Instructions for the task: Write out the whole listing again, exactly as given.

Records from a data collection:
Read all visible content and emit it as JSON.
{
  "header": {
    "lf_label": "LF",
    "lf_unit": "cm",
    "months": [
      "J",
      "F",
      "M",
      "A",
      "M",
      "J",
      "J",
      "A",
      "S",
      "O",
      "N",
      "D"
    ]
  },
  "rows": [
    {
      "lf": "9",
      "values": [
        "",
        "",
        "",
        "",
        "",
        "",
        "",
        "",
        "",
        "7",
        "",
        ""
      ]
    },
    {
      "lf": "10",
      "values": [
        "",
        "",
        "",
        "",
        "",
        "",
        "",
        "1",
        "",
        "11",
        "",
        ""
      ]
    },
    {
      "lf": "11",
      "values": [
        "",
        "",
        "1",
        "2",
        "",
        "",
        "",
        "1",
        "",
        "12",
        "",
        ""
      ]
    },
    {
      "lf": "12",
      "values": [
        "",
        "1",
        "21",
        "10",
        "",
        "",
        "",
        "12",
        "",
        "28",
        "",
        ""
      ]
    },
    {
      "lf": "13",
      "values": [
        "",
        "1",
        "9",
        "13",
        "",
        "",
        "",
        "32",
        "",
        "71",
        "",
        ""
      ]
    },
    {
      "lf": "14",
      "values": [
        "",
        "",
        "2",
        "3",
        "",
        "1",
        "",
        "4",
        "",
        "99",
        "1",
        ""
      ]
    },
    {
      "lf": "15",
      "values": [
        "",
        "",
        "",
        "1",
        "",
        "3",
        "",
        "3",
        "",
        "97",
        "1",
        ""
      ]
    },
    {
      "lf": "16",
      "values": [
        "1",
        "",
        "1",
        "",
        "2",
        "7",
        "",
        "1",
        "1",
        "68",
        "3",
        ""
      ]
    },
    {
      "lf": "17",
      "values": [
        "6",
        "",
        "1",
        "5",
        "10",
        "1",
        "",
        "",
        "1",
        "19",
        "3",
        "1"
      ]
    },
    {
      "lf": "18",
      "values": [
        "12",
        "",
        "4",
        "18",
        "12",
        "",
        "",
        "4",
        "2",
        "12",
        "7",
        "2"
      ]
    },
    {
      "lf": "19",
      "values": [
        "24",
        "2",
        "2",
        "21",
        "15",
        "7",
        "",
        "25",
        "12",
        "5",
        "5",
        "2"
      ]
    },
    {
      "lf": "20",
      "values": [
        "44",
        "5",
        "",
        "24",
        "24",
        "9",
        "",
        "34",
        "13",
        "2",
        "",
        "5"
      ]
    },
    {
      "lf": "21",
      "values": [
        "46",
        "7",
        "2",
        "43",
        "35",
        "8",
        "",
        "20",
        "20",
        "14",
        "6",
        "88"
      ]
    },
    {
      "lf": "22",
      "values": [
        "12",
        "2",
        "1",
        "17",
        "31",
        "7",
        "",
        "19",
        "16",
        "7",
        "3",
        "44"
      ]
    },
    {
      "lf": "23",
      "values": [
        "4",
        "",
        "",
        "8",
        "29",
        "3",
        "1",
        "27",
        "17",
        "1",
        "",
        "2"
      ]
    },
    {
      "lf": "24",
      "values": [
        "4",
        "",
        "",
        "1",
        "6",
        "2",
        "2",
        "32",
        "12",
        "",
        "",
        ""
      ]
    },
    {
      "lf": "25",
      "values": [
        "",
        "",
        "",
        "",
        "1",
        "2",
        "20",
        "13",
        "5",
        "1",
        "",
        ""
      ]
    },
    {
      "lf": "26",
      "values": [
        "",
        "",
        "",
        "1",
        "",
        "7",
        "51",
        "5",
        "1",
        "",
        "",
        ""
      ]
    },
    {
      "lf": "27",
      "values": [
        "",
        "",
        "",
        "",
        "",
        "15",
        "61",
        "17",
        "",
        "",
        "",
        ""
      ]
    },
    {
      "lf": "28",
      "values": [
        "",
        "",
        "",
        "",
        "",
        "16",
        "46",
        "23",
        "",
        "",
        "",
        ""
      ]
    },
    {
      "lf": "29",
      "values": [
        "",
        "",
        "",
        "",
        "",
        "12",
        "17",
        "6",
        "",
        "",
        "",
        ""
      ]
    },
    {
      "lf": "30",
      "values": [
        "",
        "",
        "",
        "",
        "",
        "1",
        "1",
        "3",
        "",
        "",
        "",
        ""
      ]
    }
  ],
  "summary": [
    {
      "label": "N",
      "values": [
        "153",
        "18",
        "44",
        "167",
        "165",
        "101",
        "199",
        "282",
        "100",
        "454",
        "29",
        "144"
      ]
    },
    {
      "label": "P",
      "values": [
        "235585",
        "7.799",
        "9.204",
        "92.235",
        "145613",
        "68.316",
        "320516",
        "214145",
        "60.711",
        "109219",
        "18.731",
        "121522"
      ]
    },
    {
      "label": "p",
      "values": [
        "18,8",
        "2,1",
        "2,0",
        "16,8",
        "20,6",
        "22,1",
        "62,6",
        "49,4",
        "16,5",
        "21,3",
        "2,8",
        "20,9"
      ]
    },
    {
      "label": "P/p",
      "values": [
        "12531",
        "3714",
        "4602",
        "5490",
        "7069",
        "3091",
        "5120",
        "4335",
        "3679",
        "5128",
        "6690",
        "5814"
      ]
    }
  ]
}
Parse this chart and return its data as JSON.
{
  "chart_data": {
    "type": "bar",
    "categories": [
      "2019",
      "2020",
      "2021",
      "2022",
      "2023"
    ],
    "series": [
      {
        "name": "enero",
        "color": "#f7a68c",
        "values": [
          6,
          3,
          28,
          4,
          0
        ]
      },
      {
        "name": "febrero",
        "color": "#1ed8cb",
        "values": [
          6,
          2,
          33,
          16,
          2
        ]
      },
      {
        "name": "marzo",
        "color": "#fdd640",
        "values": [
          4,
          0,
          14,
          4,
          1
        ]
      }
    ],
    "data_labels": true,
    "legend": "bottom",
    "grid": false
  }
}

Result:
Read all visible content and emit it as JSON.
{
  "header": {
    "lf_label": "LF",
    "lf_unit": "cm",
    "months": [
      "J",
      "F",
      "M",
      "A",
      "M",
      "J",
      "J",
      "A",
      "S",
      "O",
      "N",
      "D"
    ]
  },
  "rows": [
    {
      "lf": "9",
      "values": [
        "",
        "",
        "",
        "",
        "",
        "",
        "",
        "",
        "",
        "7",
        "",
        ""
      ]
    },
    {
      "lf": "10",
      "values": [
        "",
        "",
        "",
        "",
        "",
        "",
        "",
        "1",
        "",
        "11",
        "",
        ""
      ]
    },
    {
      "lf": "11",
      "values": [
        "",
        "",
        "1",
        "2",
        "",
        "",
        "",
        "1",
        "",
        "12",
        "",
        ""
      ]
    },
    {
      "lf": "12",
      "values": [
        "",
        "1",
        "21",
        "10",
        "",
        "",
        "",
        "12",
        "",
        "28",
        "",
        ""
      ]
    },
    {
      "lf": "13",
      "values": [
        "",
        "1",
        "9",
        "13",
        "",
        "",
        "",
        "32",
        "",
        "71",
        "",
        ""
      ]
    },
    {
      "lf": "14",
      "values": [
        "",
        "",
        "2",
        "3",
        "",
        "1",
        "",
        "4",
        "",
        "99",
        "1",
        ""
      ]
    },
    {
      "lf": "15",
      "values": [
        "",
        "",
        "",
        "1",
        "",
        "3",
        "",
        "3",
        "",
        "97",
        "1",
        ""
      ]
    },
    {
      "lf": "16",
      "values": [
        "1",
        "",
        "1",
        "",
        "2",
        "7",
        "",
        "1",
        "1",
        "68",
        "3",
        ""
      ]
    },
    {
      "lf": "17",
      "values": [
        "6",
        "",
        "1",
        "5",
        "10",
        "1",
        "",
        "",
        "1",
        "19",
        "3",
        "1"
      ]
    },
    {
      "lf": "18",
      "values": [
        "12",
        "",
        "4",
        "18",
        "12",
        "",
        "",
        "4",
        "2",
        "12",
        "7",
        "2"
      ]
    },
    {
      "lf": "19",
      "values": [
        "24",
        "2",
        "2",
        "21",
        "15",
        "7",
        "",
        "25",
        "12",
        "5",
        "5",
        "2"
      ]
    },
    {
      "lf": "20",
      "values": [
        "44",
        "5",
        "",
        "24",
        "24",
        "9",
        "",
        "34",
        "13",
        "2",
        "",
        "5"
      ]
    },
    {
      "lf": "21",
      "values": [
        "46",
        "7",
        "2",
        "43",
        "35",
        "8",
        "",
        "20",
        "20",
        "14",
        "6",
        "88"
      ]
    },
    {
      "lf": "22",
      "values": [
        "12",
        "2",
        "1",
        "17",
        "31",
        "7",
        "",
        "19",
        "16",
        "7",
        "3",
        "44"
      ]
    },
    {
      "lf": "23",
      "values": [
        "4",
        "",
        "",
        "8",
        "29",
        "3",
        "1",
        "27",
        "17",
        "1",
        "",
        "2"
      ]
    },
    {
      "lf": "24",
      "values": [
        "4",
        "",
        "",
        "1",
        "6",
        "2",
        "2",
        "32",
        "12",
        "",
        "",
        ""
      ]
    },
    {
      "lf": "25",
      "values": [
        "",
        "",
        "",
        "",
        "1",
        "2",
        "20",
        "13",
        "5",
        "1",
        "",
        ""
      ]
    },
    {
      "lf": "26",
      "values": [
        "",
        "",
        "",
        "1",
        "",
        "7",
        "51",
        "5",
        "1",
        "",
        "",
        ""
      ]
    },
    {
      "lf": "27",
      "values": [
        "",
        "",
        "",
        "",
        "",
        "15",
        "61",
        "17",
        "",
        "",
        "",
        ""
      ]
    },
    {
      "lf": "28",
      "values": [
        "",
        "",
        "",
        "",
        "",
        "16",
        "46",
        "23",
        "",
        "",
        "",
        ""
      ]
    },
    {
      "lf": "29",
      "values": [
        "",
        "",
        "",
        "",
        "",
        "12",
        "17",
        "6",
        "",
        "",
        "",
        ""
      ]
    },
    {
      "lf": "30",
      "values": [
        "",
        "",
        "",
        "",
        "",
        "1",
        "1",
        "3",
        "",
        "",
        "",
        ""
      ]
    }
  ],
  "summary": [
    {
      "label": "N",
      "values": [
        "153",
        "18",
        "44",
        "167",
        "165",
        "101",
        "199",
        "282",
        "100",
        "454",
        "29",
        "144"
      ]
    },
    {
      "label": "P",
      "values": [
        "235585",
        "7.799",
        "9.204",
        "92.235",
        "145613",
        "68.316",
        "320516",
        "214145",
        "60.711",
        "109219",
        "18.731",
        "121522"
      ]
    },
    {
      "label": "p",
      "values": [
        "18,8",
        "2,1",
        "2,0",
        "16,8",
        "20,6",
        "22,1",
        "62,6",
        "49,4",
        "16,5",
        "21,3",
        "2,8",
        "20,9"
      ]
    },
    {
      "label": "P/p",
      "values": [
        "12531",
        "3714",
        "4602",
        "5490",
        "7069",
        "3091",
        "5120",
        "4335",
        "3679",
        "5128",
        "6690",
        "5814"
      ]
    }
  ]
}
Parse this chart and return its data as JSON.
{
  "chart_data": {
    "type": "bar",
    "categories": [
      "2019",
      "2020",
      "2021",
      "2022",
      "2023"
    ],
    "series": [
      {
        "name": "enero",
        "color": "#f7a68c",
        "values": [
          6,
          3,
          28,
          4,
          0
        ]
      },
      {
        "name": "febrero",
        "color": "#1ed8cb",
        "values": [
          6,
          2,
          33,
          16,
          2
        ]
      },
      {
        "name": "marzo",
        "color": "#fdd640",
        "values": [
          4,
          0,
          14,
          4,
          1
        ]
      }
    ],
    "data_labels": true,
    "legend": "bottom",
    "grid": false
  }
}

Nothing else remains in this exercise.